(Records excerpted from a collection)
* start *
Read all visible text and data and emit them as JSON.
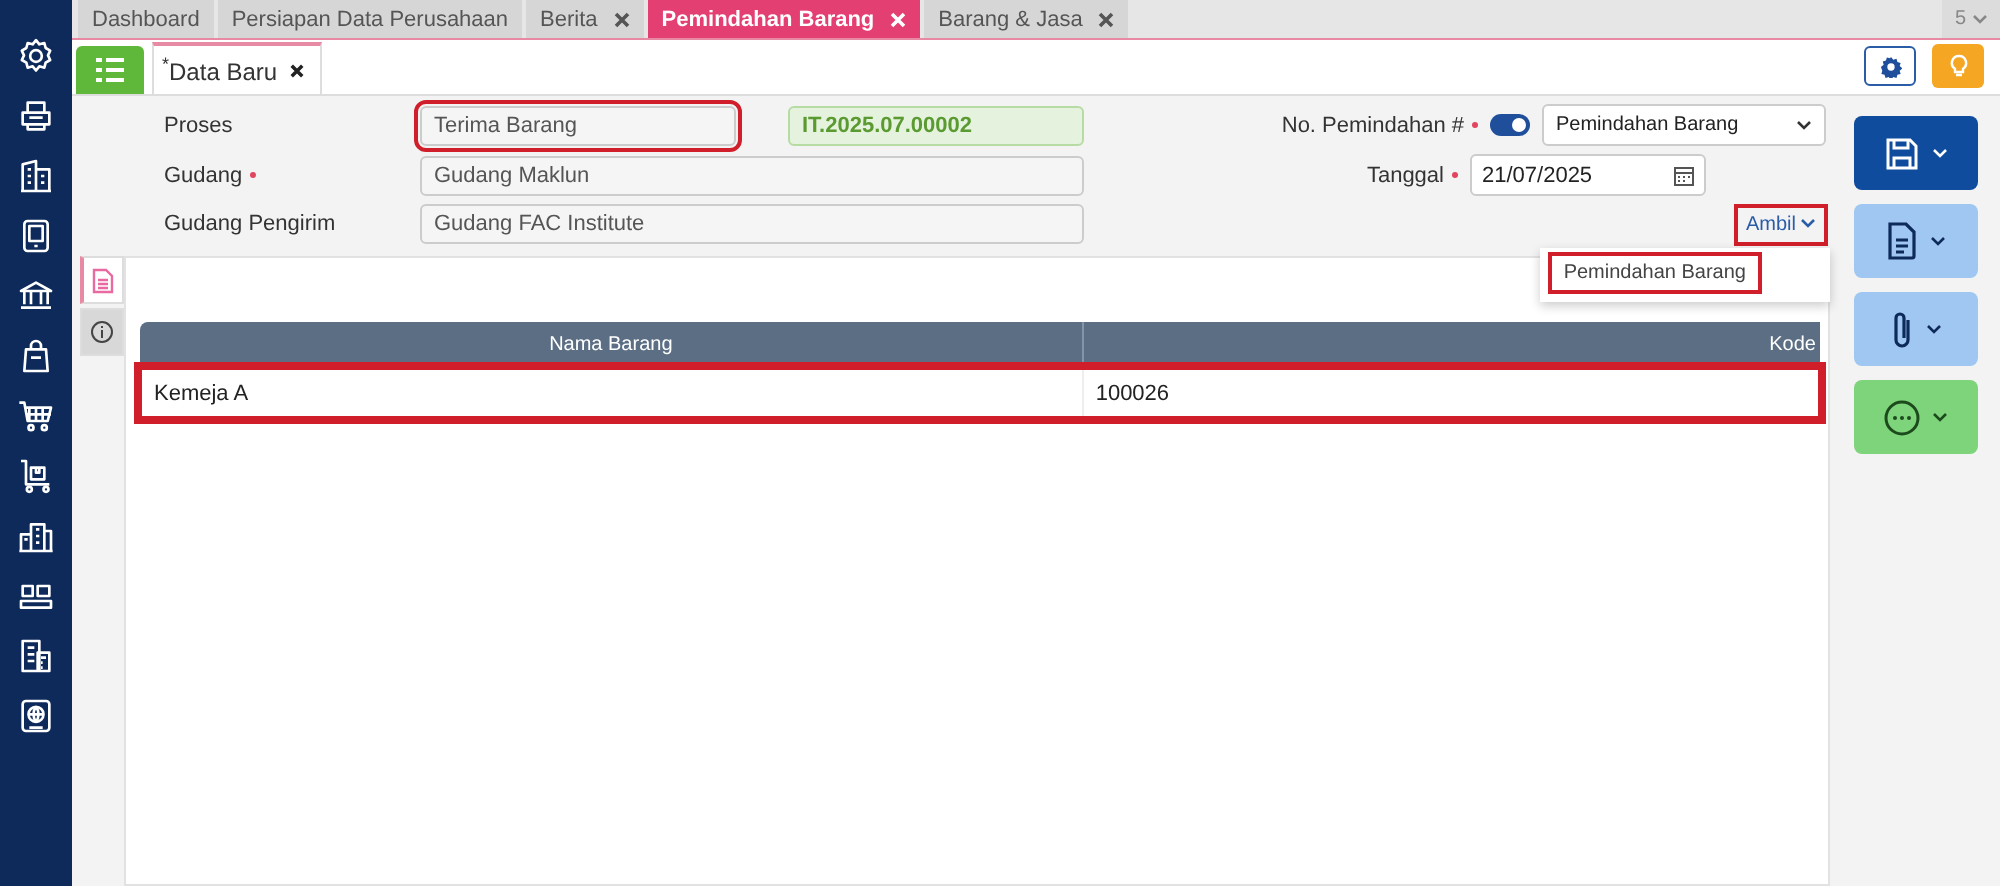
{
  "tabs": [
    {
      "label": "Dashboard",
      "closable": false,
      "selected": false
    },
    {
      "label": "Persiapan Data Perusahaan",
      "closable": false,
      "selected": false
    },
    {
      "label": "Berita",
      "closable": true,
      "selected": false
    },
    {
      "label": "Pemindahan Barang",
      "closable": true,
      "selected": true
    },
    {
      "label": "Barang & Jasa",
      "closable": true,
      "selected": false
    }
  ],
  "tab_overflow": "5",
  "doc_tab": {
    "marker": "*",
    "label": "Data Baru"
  },
  "form": {
    "proses": {
      "label": "Proses",
      "required": false,
      "value": "Terima Barang",
      "highlighted": true
    },
    "number": "IT.2025.07.00002",
    "gudang": {
      "label": "Gudang",
      "required": true,
      "value": "Gudang Maklun"
    },
    "gudang_pengirim": {
      "label": "Gudang Pengirim",
      "required": false,
      "value": "Gudang FAC Institute"
    },
    "no_pemindahan": {
      "label": "No. Pemindahan #",
      "required": true,
      "auto": true,
      "value": "Pemindahan Barang"
    },
    "tanggal": {
      "label": "Tanggal",
      "required": true,
      "value": "21/07/2025"
    }
  },
  "ambil": {
    "label": "Ambil",
    "highlighted": true,
    "menu": [
      {
        "label": "Pemindahan Barang",
        "highlighted": true
      }
    ]
  },
  "side_tabs": [
    {
      "selected": true
    },
    {
      "selected": false
    }
  ],
  "table": {
    "columns": [
      "Nama Barang",
      "Kode"
    ],
    "rows": [
      {
        "cells": [
          "Kemeja A",
          "100026"
        ],
        "highlighted": true
      }
    ]
  }
}
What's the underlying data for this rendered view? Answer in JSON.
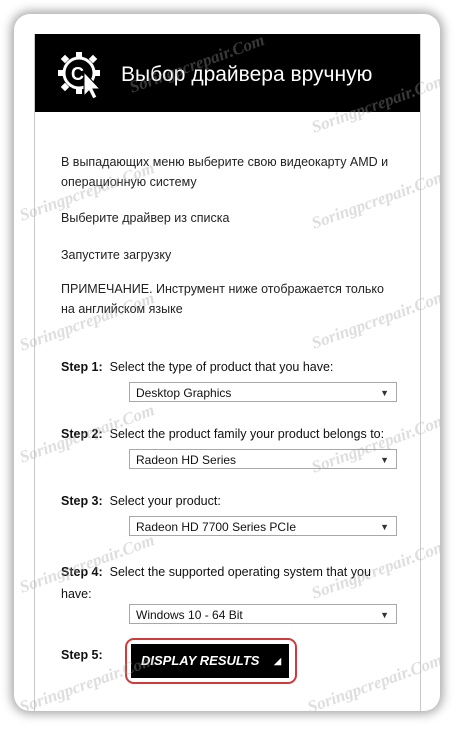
* end *
**WHAT NEEDS TO BE DONE**
Every entry above needs to be retyped exactly; drop the pictures.

**REPLY TO THE EXERCISE**
Read all visible text and data and emit them as JSON.
{
  "tabs": [
    {
      "label": "Dashboard",
      "closable": false,
      "selected": false
    },
    {
      "label": "Persiapan Data Perusahaan",
      "closable": false,
      "selected": false
    },
    {
      "label": "Berita",
      "closable": true,
      "selected": false
    },
    {
      "label": "Pemindahan Barang",
      "closable": true,
      "selected": true
    },
    {
      "label": "Barang & Jasa",
      "closable": true,
      "selected": false
    }
  ],
  "tab_overflow": "5",
  "doc_tab": {
    "marker": "*",
    "label": "Data Baru"
  },
  "form": {
    "proses": {
      "label": "Proses",
      "required": false,
      "value": "Terima Barang",
      "highlighted": true
    },
    "number": "IT.2025.07.00002",
    "gudang": {
      "label": "Gudang",
      "required": true,
      "value": "Gudang Maklun"
    },
    "gudang_pengirim": {
      "label": "Gudang Pengirim",
      "required": false,
      "value": "Gudang FAC Institute"
    },
    "no_pemindahan": {
      "label": "No. Pemindahan #",
      "required": true,
      "auto": true,
      "value": "Pemindahan Barang"
    },
    "tanggal": {
      "label": "Tanggal",
      "required": true,
      "value": "21/07/2025"
    }
  },
  "ambil": {
    "label": "Ambil",
    "highlighted": true,
    "menu": [
      {
        "label": "Pemindahan Barang",
        "highlighted": true
      }
    ]
  },
  "side_tabs": [
    {
      "selected": true
    },
    {
      "selected": false
    }
  ],
  "table": {
    "columns": [
      "Nama Barang",
      "Kode"
    ],
    "rows": [
      {
        "cells": [
          "Kemeja A",
          "100026"
        ],
        "highlighted": true
      }
    ]
  }
}
What's the underlying data for this rendered view? Answer in JSON.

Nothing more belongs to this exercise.